## What needs to be done
Lines containing the string "allant" are to be collected in full.

__________

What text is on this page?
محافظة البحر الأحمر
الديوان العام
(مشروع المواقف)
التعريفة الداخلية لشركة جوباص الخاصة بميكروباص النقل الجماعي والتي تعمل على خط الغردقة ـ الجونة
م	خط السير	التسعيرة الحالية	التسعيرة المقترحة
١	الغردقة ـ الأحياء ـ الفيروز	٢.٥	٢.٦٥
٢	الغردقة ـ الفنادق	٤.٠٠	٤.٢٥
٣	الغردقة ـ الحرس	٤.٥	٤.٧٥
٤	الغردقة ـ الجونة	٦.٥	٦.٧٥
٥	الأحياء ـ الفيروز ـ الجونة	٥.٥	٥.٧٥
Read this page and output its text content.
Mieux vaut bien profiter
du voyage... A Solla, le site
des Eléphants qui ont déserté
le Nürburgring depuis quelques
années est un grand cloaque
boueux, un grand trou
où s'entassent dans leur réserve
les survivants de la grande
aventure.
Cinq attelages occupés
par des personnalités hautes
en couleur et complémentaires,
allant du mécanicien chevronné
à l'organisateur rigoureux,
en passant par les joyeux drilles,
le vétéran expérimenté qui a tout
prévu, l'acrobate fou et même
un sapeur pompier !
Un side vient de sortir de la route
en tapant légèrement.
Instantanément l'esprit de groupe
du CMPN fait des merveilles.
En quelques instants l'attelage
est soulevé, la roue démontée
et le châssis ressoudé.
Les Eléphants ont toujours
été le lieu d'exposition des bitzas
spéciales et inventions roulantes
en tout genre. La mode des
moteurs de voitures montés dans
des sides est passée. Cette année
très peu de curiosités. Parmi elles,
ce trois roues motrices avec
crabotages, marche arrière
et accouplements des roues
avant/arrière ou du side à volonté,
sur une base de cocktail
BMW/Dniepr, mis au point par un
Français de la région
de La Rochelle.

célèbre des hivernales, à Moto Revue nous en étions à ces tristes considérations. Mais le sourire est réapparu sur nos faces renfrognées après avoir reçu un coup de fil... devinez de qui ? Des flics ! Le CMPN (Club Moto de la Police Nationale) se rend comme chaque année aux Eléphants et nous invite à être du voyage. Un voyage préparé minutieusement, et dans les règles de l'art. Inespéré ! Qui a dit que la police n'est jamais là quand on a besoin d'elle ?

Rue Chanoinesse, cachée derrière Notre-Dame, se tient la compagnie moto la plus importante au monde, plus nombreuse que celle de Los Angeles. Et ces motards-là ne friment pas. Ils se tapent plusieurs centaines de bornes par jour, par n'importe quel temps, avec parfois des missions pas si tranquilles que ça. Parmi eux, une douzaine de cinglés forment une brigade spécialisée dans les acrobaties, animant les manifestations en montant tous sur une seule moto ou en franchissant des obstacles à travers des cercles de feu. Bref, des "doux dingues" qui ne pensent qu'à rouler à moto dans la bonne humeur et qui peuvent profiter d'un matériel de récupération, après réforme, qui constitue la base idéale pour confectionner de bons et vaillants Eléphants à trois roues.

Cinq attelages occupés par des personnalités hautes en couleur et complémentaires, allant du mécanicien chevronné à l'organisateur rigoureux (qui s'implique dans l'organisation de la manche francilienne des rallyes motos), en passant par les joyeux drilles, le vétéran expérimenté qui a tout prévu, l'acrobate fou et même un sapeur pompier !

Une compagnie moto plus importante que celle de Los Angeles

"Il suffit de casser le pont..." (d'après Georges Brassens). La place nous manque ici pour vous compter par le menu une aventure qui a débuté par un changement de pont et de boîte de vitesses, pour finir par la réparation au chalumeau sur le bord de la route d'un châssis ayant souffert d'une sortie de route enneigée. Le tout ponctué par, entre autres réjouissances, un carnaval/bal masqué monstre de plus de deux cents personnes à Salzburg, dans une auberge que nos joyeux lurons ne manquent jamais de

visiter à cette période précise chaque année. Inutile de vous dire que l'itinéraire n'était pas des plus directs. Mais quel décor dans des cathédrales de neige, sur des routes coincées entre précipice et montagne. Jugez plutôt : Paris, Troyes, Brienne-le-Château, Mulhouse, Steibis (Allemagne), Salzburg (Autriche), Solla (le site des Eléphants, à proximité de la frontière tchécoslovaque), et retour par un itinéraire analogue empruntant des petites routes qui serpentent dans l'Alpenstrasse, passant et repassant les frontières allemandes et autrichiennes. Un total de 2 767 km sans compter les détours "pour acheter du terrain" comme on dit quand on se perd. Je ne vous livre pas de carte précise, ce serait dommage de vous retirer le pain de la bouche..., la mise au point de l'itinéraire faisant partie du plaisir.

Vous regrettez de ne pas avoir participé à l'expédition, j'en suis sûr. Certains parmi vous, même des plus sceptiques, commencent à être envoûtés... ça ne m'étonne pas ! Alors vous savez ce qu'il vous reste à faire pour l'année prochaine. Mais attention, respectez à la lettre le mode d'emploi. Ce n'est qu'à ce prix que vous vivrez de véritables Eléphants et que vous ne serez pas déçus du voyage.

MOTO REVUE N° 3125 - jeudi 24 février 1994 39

__________

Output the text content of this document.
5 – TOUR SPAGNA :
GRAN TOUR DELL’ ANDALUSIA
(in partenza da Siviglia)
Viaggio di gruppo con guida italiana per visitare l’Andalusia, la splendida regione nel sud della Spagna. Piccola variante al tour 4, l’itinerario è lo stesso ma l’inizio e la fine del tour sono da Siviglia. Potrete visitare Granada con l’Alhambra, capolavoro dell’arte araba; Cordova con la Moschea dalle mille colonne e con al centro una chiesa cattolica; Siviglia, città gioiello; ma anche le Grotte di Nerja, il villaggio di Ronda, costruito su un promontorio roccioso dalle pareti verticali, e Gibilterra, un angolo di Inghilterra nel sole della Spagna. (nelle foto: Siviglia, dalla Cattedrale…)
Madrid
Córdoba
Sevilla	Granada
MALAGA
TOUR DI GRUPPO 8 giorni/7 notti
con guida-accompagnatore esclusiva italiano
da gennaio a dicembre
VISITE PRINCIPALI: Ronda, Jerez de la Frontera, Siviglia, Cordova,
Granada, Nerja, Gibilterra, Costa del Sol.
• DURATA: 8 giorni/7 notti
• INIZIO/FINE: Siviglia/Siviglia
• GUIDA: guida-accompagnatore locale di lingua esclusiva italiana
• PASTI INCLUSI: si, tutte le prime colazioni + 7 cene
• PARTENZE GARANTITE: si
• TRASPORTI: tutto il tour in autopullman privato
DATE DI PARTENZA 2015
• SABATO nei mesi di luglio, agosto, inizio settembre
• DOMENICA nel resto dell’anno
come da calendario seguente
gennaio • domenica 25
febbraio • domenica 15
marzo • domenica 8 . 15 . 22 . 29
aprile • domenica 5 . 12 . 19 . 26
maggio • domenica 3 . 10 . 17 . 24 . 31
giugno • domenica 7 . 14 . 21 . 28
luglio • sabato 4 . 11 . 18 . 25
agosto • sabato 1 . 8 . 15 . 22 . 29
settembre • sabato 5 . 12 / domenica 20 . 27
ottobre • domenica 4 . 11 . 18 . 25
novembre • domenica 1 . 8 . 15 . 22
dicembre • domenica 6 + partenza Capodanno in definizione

__________

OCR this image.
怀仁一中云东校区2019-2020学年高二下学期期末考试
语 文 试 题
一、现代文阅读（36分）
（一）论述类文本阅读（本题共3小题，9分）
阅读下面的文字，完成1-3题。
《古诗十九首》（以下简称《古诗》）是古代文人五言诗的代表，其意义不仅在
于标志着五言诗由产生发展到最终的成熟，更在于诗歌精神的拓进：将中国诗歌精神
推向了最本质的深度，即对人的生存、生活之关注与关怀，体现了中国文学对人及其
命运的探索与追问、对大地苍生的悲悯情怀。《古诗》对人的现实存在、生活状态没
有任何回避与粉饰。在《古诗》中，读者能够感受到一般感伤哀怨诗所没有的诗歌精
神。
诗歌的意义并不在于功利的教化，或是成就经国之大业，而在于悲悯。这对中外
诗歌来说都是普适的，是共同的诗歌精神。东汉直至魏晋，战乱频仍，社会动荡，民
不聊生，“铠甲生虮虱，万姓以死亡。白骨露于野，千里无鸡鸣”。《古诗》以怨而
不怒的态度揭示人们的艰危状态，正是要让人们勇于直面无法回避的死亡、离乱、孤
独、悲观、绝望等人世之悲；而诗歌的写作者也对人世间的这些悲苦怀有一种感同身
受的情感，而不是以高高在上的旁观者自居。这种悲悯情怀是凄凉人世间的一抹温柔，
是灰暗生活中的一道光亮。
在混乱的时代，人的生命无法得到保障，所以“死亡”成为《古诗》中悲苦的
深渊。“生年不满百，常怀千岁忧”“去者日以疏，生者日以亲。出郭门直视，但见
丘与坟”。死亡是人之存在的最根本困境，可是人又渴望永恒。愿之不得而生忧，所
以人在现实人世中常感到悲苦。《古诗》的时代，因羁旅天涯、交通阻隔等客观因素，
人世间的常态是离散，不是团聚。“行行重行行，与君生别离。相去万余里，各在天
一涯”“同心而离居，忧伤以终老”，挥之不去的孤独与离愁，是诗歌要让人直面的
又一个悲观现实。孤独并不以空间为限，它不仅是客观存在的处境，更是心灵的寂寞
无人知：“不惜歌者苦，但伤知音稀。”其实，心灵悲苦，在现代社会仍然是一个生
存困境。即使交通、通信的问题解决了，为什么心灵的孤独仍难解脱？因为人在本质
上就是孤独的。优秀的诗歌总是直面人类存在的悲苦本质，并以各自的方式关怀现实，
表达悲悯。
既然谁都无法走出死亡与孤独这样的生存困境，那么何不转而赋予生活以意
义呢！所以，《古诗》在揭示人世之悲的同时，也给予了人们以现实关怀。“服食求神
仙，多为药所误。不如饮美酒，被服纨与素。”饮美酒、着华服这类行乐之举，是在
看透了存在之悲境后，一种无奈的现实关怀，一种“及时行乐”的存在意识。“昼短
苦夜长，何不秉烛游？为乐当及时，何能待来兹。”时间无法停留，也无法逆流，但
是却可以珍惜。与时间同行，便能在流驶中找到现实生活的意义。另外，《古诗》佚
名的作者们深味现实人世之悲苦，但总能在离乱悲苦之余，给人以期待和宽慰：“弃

__________

## Response below
allant du mécanicien chevronné
Cinq attelages occupés par des personnalités hautes en couleur et complémentaires, allant du mécanicien chevronné à l'organisateur rigoureux (qui s'implique dans l'organisation de la manche francilienne des rallyes motos), en passant par les joyeux drilles, le vétéran expérimenté qui a tout prévu, l'acrobate fou et même un sapeur pompier !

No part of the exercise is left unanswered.